INSTRUCTIONS FOR THE TASK: Output all lines exactly, with nothing added or dropped.

DATA FOR THE TASK:
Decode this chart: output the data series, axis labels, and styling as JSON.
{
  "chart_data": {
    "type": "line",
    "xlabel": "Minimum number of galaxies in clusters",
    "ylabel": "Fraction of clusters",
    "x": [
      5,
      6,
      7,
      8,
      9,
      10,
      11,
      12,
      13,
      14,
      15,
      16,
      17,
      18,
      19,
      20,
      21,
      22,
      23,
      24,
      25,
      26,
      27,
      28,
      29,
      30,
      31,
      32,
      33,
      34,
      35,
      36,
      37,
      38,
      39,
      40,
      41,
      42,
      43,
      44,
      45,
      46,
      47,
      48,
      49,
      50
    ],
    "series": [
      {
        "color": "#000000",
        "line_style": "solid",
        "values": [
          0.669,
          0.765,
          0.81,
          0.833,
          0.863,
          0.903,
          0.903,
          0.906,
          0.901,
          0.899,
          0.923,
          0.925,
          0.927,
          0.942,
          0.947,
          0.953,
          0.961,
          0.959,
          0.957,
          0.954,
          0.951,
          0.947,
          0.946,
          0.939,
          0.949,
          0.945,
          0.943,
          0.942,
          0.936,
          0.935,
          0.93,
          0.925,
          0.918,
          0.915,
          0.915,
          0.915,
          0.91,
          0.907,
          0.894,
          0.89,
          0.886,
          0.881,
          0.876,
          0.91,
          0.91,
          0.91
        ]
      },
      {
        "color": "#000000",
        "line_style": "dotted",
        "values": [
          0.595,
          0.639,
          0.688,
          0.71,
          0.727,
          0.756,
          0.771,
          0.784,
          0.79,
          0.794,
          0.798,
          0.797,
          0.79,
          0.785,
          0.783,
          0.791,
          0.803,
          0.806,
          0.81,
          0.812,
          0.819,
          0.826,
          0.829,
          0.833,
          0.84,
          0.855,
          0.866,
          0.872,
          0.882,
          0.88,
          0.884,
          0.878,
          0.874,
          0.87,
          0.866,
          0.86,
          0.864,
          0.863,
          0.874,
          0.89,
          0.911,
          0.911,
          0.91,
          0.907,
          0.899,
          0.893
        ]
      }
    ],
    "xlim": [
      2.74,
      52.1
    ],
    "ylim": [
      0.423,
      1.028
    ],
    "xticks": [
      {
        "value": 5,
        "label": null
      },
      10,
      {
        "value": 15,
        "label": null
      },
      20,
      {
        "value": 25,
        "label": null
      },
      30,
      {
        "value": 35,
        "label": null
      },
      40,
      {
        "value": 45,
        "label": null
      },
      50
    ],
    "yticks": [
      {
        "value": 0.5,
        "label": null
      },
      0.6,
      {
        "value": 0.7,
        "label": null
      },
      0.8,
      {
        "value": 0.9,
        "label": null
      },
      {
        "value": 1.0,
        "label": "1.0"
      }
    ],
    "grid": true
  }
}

THE RESULT:
Decode this chart: output the data series, axis labels, and styling as JSON.
{
  "chart_data": {
    "type": "line",
    "xlabel": "Minimum number of galaxies in clusters",
    "ylabel": "Fraction of clusters",
    "x": [
      5,
      6,
      7,
      8,
      9,
      10,
      11,
      12,
      13,
      14,
      15,
      16,
      17,
      18,
      19,
      20,
      21,
      22,
      23,
      24,
      25,
      26,
      27,
      28,
      29,
      30,
      31,
      32,
      33,
      34,
      35,
      36,
      37,
      38,
      39,
      40,
      41,
      42,
      43,
      44,
      45,
      46,
      47,
      48,
      49,
      50
    ],
    "series": [
      {
        "color": "#000000",
        "line_style": "solid",
        "values": [
          0.669,
          0.765,
          0.81,
          0.833,
          0.863,
          0.903,
          0.903,
          0.906,
          0.901,
          0.899,
          0.923,
          0.925,
          0.927,
          0.942,
          0.947,
          0.953,
          0.961,
          0.959,
          0.957,
          0.954,
          0.951,
          0.947,
          0.946,
          0.939,
          0.949,
          0.945,
          0.943,
          0.942,
          0.936,
          0.935,
          0.93,
          0.925,
          0.918,
          0.915,
          0.915,
          0.915,
          0.91,
          0.907,
          0.894,
          0.89,
          0.886,
          0.881,
          0.876,
          0.91,
          0.91,
          0.91
        ]
      },
      {
        "color": "#000000",
        "line_style": "dotted",
        "values": [
          0.595,
          0.639,
          0.688,
          0.71,
          0.727,
          0.756,
          0.771,
          0.784,
          0.79,
          0.794,
          0.798,
          0.797,
          0.79,
          0.785,
          0.783,
          0.791,
          0.803,
          0.806,
          0.81,
          0.812,
          0.819,
          0.826,
          0.829,
          0.833,
          0.84,
          0.855,
          0.866,
          0.872,
          0.882,
          0.88,
          0.884,
          0.878,
          0.874,
          0.87,
          0.866,
          0.86,
          0.864,
          0.863,
          0.874,
          0.89,
          0.911,
          0.911,
          0.91,
          0.907,
          0.899,
          0.893
        ]
      }
    ],
    "xlim": [
      2.74,
      52.1
    ],
    "ylim": [
      0.423,
      1.028
    ],
    "xticks": [
      {
        "value": 5,
        "label": null
      },
      10,
      {
        "value": 15,
        "label": null
      },
      20,
      {
        "value": 25,
        "label": null
      },
      30,
      {
        "value": 35,
        "label": null
      },
      40,
      {
        "value": 45,
        "label": null
      },
      50
    ],
    "yticks": [
      {
        "value": 0.5,
        "label": null
      },
      0.6,
      {
        "value": 0.7,
        "label": null
      },
      0.8,
      {
        "value": 0.9,
        "label": null
      },
      {
        "value": 1.0,
        "label": "1.0"
      }
    ],
    "grid": true
  }
}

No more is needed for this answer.